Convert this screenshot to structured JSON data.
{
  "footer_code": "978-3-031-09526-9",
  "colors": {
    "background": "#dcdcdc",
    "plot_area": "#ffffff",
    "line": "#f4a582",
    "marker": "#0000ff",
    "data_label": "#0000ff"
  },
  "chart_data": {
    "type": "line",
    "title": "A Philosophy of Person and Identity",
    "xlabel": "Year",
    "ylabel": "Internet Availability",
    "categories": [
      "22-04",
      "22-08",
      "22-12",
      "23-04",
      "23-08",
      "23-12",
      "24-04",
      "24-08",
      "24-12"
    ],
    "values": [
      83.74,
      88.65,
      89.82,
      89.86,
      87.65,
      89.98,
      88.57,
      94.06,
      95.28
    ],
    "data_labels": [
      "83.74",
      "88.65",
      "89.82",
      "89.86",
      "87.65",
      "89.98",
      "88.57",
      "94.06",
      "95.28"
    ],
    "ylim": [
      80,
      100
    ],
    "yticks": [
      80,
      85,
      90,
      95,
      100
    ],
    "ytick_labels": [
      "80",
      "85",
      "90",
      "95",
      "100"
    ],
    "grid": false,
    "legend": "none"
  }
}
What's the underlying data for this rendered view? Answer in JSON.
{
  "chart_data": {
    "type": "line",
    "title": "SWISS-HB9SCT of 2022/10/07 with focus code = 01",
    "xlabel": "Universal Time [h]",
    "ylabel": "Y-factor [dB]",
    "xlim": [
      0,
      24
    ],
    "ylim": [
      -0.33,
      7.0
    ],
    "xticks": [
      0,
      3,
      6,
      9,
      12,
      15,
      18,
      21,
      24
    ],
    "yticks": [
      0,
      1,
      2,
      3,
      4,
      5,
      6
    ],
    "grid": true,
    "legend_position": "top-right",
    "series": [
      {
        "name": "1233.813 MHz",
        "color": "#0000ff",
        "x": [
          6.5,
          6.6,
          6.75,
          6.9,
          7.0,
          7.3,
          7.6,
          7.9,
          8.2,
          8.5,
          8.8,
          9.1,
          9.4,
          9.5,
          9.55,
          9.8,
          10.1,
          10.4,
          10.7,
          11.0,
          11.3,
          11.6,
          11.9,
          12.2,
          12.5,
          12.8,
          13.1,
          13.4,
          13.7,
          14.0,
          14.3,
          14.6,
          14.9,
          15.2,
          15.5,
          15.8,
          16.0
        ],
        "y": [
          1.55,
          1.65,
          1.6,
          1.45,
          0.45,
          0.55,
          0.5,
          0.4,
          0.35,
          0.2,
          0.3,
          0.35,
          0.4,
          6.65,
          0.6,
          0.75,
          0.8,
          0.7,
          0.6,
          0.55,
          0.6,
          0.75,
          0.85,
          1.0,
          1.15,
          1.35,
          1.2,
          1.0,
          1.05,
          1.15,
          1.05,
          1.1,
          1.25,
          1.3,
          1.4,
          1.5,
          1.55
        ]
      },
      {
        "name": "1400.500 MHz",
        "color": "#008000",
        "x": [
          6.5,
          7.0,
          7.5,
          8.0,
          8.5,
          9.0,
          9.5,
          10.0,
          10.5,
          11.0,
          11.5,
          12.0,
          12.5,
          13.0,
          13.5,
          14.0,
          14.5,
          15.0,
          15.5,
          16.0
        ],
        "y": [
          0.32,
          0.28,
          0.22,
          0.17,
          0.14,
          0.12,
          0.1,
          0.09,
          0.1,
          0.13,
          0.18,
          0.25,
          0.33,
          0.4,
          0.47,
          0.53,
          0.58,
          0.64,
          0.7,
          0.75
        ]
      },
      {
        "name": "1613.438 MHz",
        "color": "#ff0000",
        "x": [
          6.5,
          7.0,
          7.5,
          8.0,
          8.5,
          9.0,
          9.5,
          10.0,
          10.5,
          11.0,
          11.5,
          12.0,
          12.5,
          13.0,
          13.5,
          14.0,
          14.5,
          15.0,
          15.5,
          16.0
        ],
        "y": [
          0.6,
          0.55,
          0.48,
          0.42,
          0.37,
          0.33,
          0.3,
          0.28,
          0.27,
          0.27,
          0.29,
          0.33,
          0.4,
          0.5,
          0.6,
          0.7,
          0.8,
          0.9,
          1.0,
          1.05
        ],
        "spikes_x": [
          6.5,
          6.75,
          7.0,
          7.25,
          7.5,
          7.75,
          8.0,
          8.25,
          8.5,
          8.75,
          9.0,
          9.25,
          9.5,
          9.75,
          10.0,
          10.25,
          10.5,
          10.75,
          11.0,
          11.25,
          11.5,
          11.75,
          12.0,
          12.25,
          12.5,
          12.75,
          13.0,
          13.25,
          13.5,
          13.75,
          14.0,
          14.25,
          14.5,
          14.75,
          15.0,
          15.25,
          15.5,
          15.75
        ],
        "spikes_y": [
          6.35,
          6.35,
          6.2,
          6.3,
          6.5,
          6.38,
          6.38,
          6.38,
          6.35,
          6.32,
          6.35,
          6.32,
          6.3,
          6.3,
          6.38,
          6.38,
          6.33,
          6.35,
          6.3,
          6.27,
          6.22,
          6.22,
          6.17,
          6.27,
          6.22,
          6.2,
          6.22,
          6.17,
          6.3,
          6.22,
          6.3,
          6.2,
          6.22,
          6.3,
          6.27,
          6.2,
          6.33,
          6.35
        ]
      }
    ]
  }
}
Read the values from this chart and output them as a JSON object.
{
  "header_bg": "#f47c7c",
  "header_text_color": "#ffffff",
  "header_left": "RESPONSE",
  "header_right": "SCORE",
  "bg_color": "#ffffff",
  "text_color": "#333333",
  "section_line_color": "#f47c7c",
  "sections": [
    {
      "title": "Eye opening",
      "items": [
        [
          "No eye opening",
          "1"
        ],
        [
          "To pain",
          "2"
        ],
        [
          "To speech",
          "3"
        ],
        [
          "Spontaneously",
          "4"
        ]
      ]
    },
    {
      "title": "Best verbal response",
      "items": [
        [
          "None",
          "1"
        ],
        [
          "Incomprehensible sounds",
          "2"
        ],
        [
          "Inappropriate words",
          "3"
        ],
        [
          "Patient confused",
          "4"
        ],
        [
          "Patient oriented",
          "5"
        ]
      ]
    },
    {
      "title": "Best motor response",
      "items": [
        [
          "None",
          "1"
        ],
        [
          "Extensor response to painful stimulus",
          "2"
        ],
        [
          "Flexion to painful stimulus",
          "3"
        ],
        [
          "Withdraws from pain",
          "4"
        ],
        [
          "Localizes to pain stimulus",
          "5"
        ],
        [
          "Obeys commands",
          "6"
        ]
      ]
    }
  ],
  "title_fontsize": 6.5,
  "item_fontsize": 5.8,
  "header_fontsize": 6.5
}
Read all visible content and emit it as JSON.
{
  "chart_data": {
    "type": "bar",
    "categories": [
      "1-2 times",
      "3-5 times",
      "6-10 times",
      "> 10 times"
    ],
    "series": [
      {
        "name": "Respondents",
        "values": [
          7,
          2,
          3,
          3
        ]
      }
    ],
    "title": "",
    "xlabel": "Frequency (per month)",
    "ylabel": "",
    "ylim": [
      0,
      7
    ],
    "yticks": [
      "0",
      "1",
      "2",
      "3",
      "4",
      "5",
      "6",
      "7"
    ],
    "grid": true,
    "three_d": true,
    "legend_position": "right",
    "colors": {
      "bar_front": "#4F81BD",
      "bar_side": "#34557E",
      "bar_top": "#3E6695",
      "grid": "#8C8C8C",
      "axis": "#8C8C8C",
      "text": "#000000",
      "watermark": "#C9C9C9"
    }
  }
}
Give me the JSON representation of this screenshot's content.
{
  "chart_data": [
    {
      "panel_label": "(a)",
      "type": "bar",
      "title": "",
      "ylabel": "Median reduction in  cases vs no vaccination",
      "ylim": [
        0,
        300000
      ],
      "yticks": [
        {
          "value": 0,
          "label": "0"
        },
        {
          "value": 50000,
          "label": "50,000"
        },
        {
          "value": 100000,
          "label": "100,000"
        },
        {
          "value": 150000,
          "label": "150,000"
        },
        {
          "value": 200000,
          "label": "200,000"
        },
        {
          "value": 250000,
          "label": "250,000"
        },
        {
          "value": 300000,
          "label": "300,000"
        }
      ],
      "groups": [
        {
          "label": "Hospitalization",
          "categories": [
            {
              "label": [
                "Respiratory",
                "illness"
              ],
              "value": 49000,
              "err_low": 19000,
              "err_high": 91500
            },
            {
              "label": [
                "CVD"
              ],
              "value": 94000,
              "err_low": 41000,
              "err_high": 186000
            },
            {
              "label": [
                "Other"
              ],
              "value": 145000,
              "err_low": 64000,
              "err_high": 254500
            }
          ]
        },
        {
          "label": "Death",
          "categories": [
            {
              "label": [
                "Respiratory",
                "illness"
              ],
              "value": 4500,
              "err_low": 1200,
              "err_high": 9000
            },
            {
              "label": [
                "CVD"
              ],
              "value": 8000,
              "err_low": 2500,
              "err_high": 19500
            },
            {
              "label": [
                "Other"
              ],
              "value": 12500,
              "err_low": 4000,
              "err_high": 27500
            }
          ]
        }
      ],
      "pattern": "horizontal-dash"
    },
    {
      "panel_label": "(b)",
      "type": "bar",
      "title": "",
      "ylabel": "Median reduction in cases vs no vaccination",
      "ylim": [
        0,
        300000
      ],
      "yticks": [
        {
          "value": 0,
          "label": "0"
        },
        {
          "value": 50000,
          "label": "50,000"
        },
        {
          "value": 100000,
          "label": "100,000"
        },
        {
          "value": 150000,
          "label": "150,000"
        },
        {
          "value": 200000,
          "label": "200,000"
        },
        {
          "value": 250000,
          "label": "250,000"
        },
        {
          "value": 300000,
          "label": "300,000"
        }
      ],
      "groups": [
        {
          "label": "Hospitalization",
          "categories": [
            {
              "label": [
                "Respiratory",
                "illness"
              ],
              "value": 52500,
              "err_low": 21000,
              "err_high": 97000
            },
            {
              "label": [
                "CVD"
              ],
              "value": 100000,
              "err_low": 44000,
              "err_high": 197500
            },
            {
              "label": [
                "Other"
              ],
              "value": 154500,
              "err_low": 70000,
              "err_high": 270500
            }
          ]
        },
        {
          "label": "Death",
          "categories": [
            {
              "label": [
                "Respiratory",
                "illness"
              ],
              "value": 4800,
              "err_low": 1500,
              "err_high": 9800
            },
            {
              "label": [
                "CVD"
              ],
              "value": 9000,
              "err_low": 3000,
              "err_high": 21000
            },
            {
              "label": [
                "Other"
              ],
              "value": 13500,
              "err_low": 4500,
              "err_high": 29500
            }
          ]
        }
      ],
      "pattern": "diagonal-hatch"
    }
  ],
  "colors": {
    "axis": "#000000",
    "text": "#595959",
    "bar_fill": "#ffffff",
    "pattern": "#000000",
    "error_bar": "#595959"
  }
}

Short exercise. Which lines above hold the word "vaccination"? Copy each of them.

Exercise answer.
      "ylabel": "Median reduction in  cases vs no vaccination",
      "ylabel": "Median reduction in cases vs no vaccination",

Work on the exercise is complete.